Task prompt
List every line in this data where the string "JSON" occurs.

═══ Dataset excerpts

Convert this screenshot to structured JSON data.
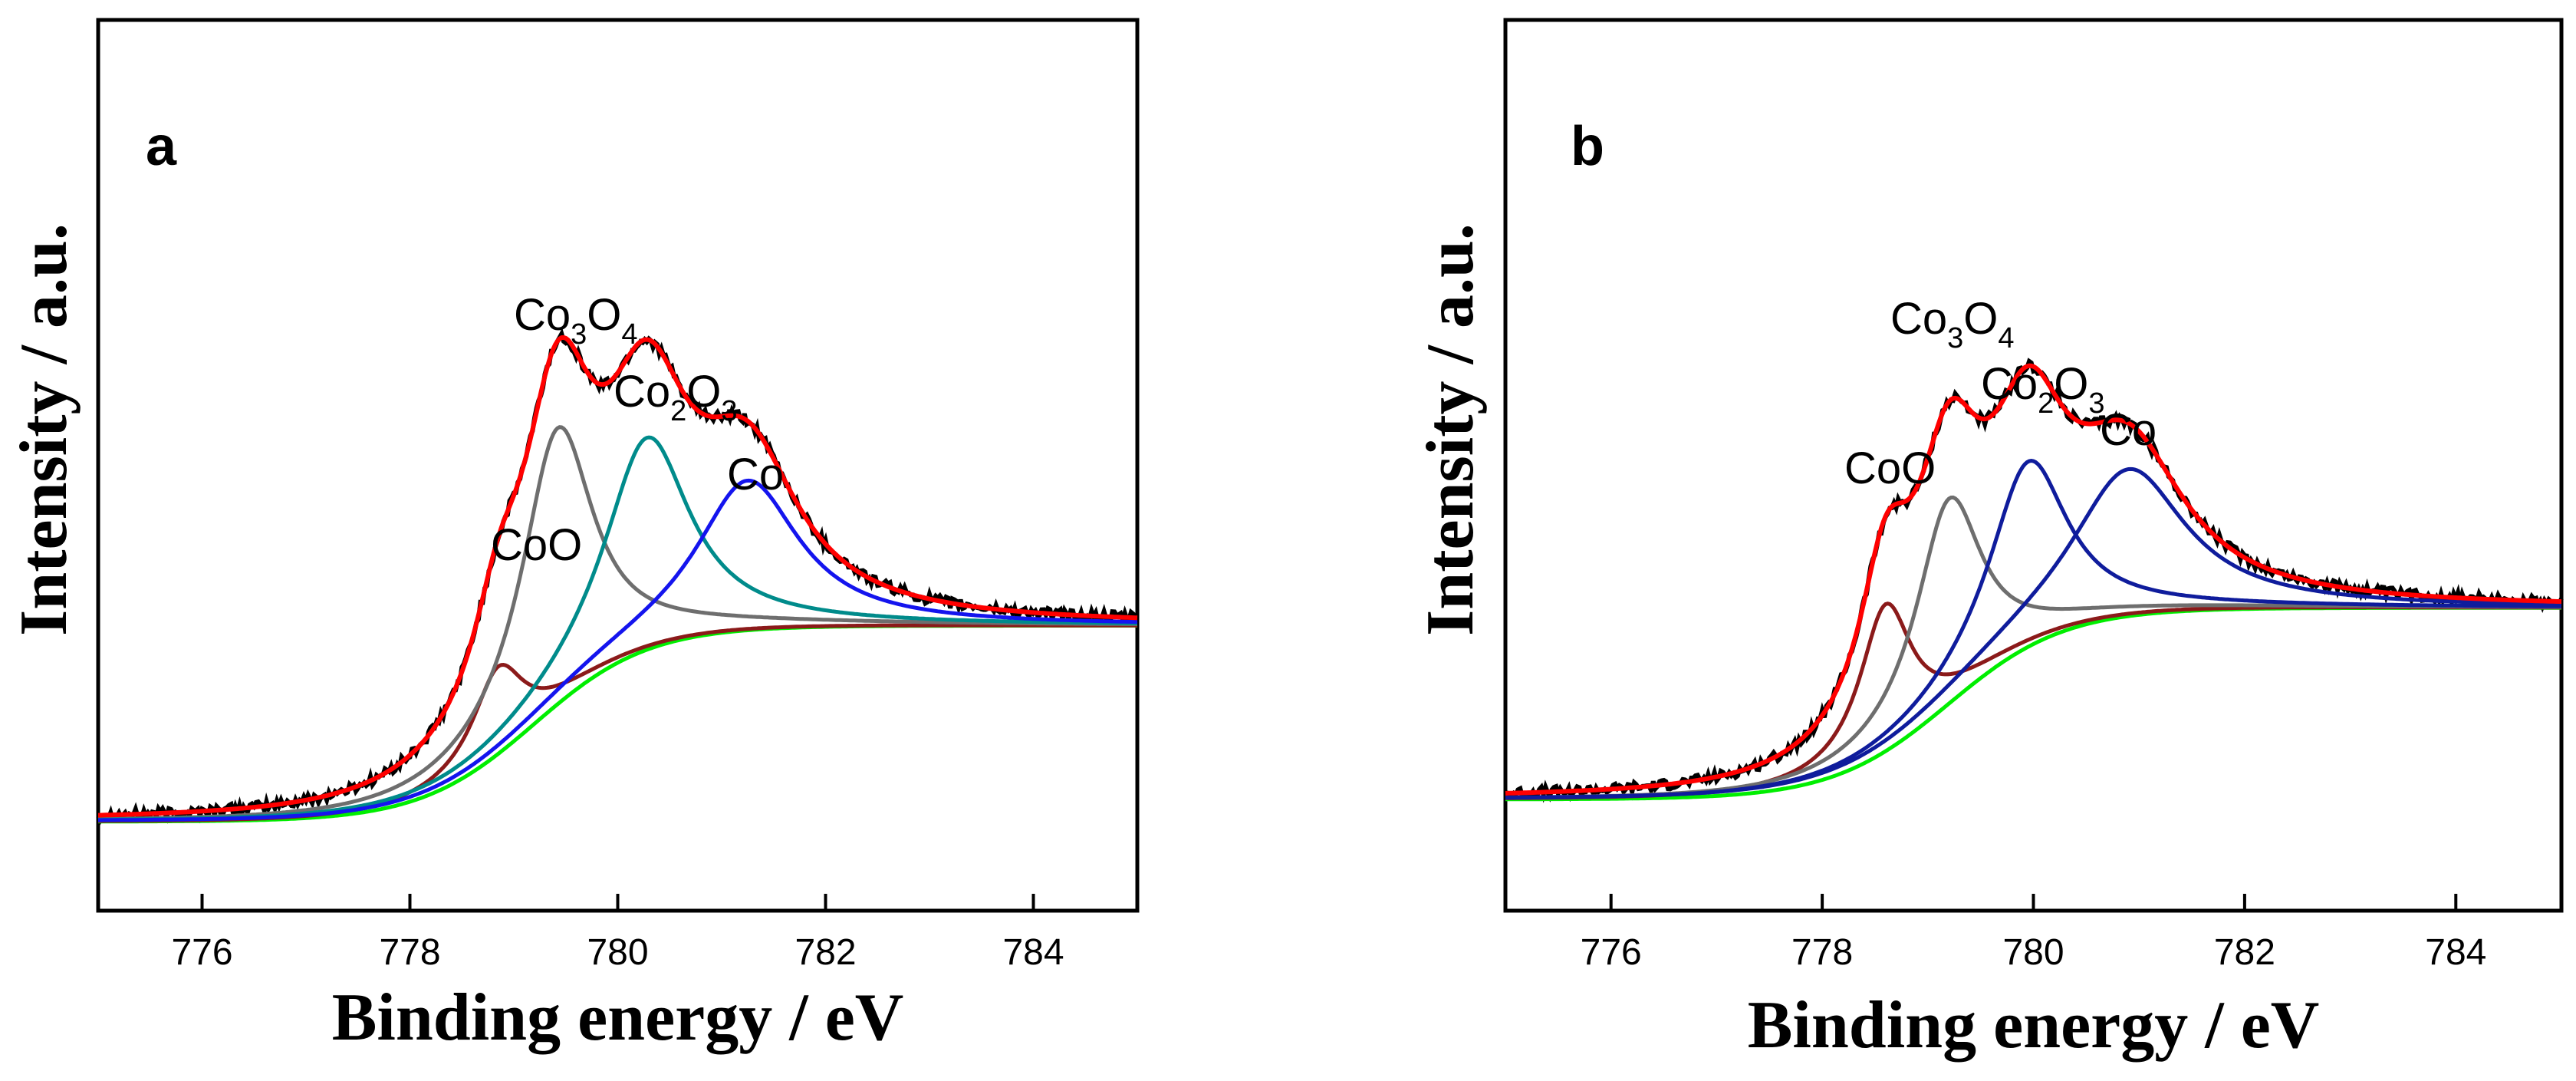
{
  "colors": {
    "data": "#000000",
    "fit": "#ff0000",
    "background": "#00ee00",
    "CoO": "#8b1a1a",
    "Co3O4": "#6e6e6e",
    "Co2O3_a": "#008b8b",
    "Co_a": "#1414ee",
    "Co2O3_b": "#0f1c9c",
    "Co_b": "#0f1c9c"
  },
  "chart_data": [
    {
      "type": "line",
      "panel_label": "a",
      "xlabel": "Binding energy / eV",
      "ylabel": "Intensity / a.u.",
      "xlim": [
        775,
        785
      ],
      "ylim": [
        0,
        1
      ],
      "x_ticks": [
        "776",
        "778",
        "780",
        "782",
        "784"
      ],
      "x_tick_values": [
        776,
        778,
        780,
        782,
        784
      ],
      "background": {
        "left": 0.1,
        "right": 0.32,
        "center": 779.2,
        "width": 0.55
      },
      "peaks": [
        {
          "name": "CoO",
          "label_main": "CoO",
          "label_parts": [
            "CoO"
          ],
          "center": 778.85,
          "height": 0.098,
          "width": 0.3
        },
        {
          "name": "Co3O4",
          "label_main": "Co3O4",
          "label_parts": [
            "Co",
            "3",
            "O",
            "4"
          ],
          "center": 779.42,
          "height": 0.31,
          "width": 0.42
        },
        {
          "name": "Co2O3",
          "label_main": "Co2O3",
          "label_parts": [
            "Co",
            "2",
            "O",
            "3"
          ],
          "center": 780.28,
          "height": 0.238,
          "width": 0.5
        },
        {
          "name": "Co",
          "label_main": "Co",
          "label_parts": [
            "Co"
          ],
          "center": 781.25,
          "height": 0.168,
          "width": 0.6
        }
      ],
      "curve_colors": [
        "CoO",
        "Co3O4",
        "Co2O3_a",
        "Co_a"
      ]
    },
    {
      "type": "line",
      "panel_label": "b",
      "xlabel": "Binding energy / eV",
      "ylabel": "Intensity / a.u.",
      "xlim": [
        775,
        785
      ],
      "ylim": [
        0,
        1
      ],
      "x_ticks": [
        "776",
        "778",
        "780",
        "782",
        "784"
      ],
      "x_tick_values": [
        776,
        778,
        780,
        782,
        784
      ],
      "background": {
        "left": 0.125,
        "right": 0.34,
        "center": 779.2,
        "width": 0.55
      },
      "peaks": [
        {
          "name": "CoO",
          "label_main": "CoO",
          "label_parts": [
            "CoO"
          ],
          "center": 778.6,
          "height": 0.165,
          "width": 0.3
        },
        {
          "name": "Co3O4",
          "label_main": "Co3O4",
          "label_parts": [
            "Co",
            "3",
            "O",
            "4"
          ],
          "center": 779.2,
          "height": 0.23,
          "width": 0.38
        },
        {
          "name": "Co2O3",
          "label_main": "Co2O3",
          "label_parts": [
            "Co",
            "2",
            "O",
            "3"
          ],
          "center": 779.95,
          "height": 0.208,
          "width": 0.45
        },
        {
          "name": "Co",
          "label_main": "Co",
          "label_parts": [
            "Co"
          ],
          "center": 780.9,
          "height": 0.165,
          "width": 0.65
        }
      ],
      "curve_colors": [
        "CoO",
        "Co3O4",
        "Co2O3_b",
        "Co_b"
      ]
    }
  ]
}
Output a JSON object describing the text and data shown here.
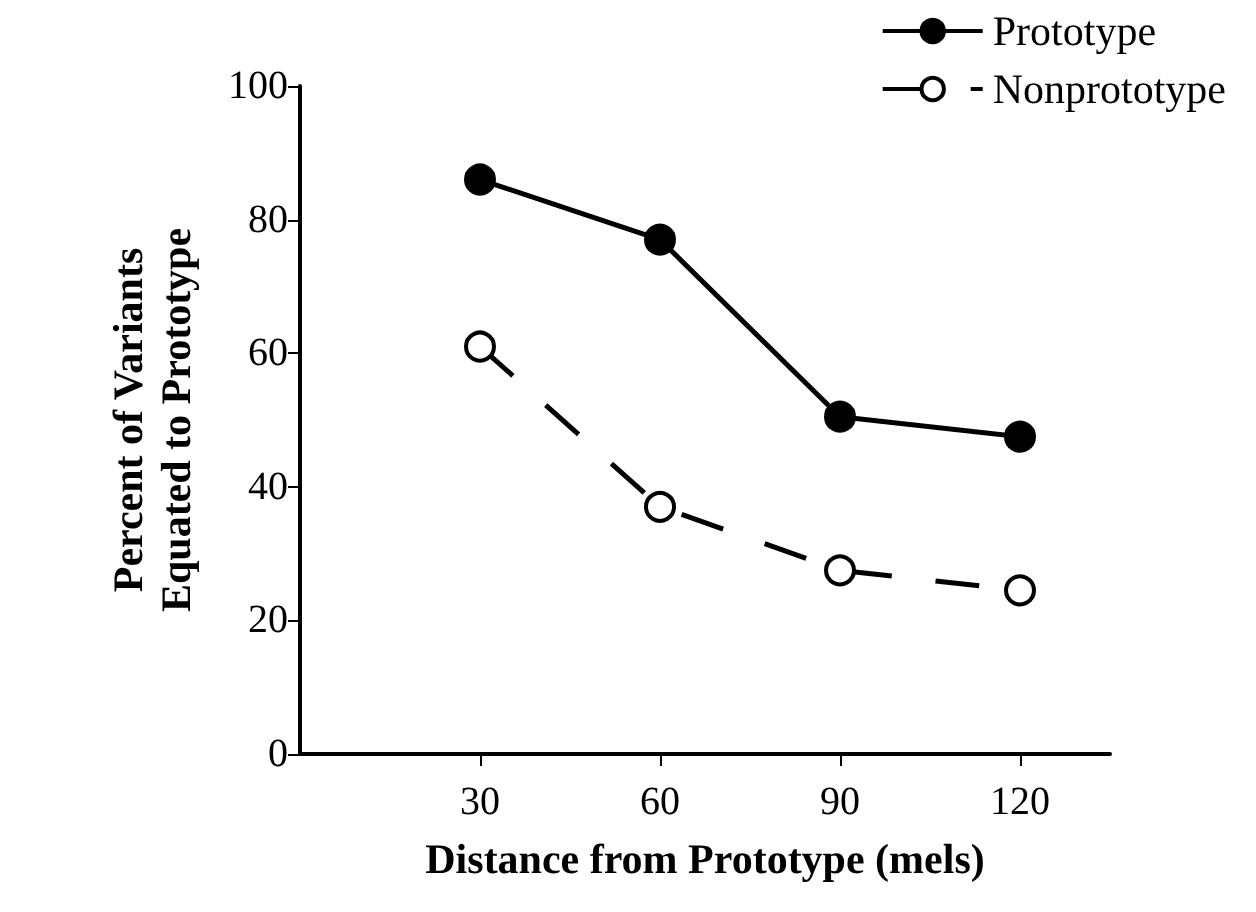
{
  "chart_data": {
    "type": "line",
    "xlabel": "Distance from Prototype (mels)",
    "ylabel": "Percent of Variants\nEquated to Prototype",
    "x": [
      30,
      60,
      90,
      120
    ],
    "xlim": [
      0,
      135
    ],
    "xticks": [
      30,
      60,
      90,
      120
    ],
    "ylim": [
      0,
      100
    ],
    "yticks": [
      0,
      20,
      40,
      60,
      80,
      100
    ],
    "series": [
      {
        "name": "Prototype",
        "color": "#000000",
        "values": [
          86,
          77,
          50.5,
          47.5
        ],
        "marker": "circle",
        "line_style": "solid"
      },
      {
        "name": "Nonprototype",
        "color": "#000000",
        "values": [
          61,
          37,
          27.5,
          24.5
        ],
        "marker": "circle",
        "line_style": "dashed"
      }
    ],
    "grid": false,
    "legend": "top right"
  }
}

══════

Response
Convert this screenshot to structured JSON data.
Output a JSON object describing the text and data shown here.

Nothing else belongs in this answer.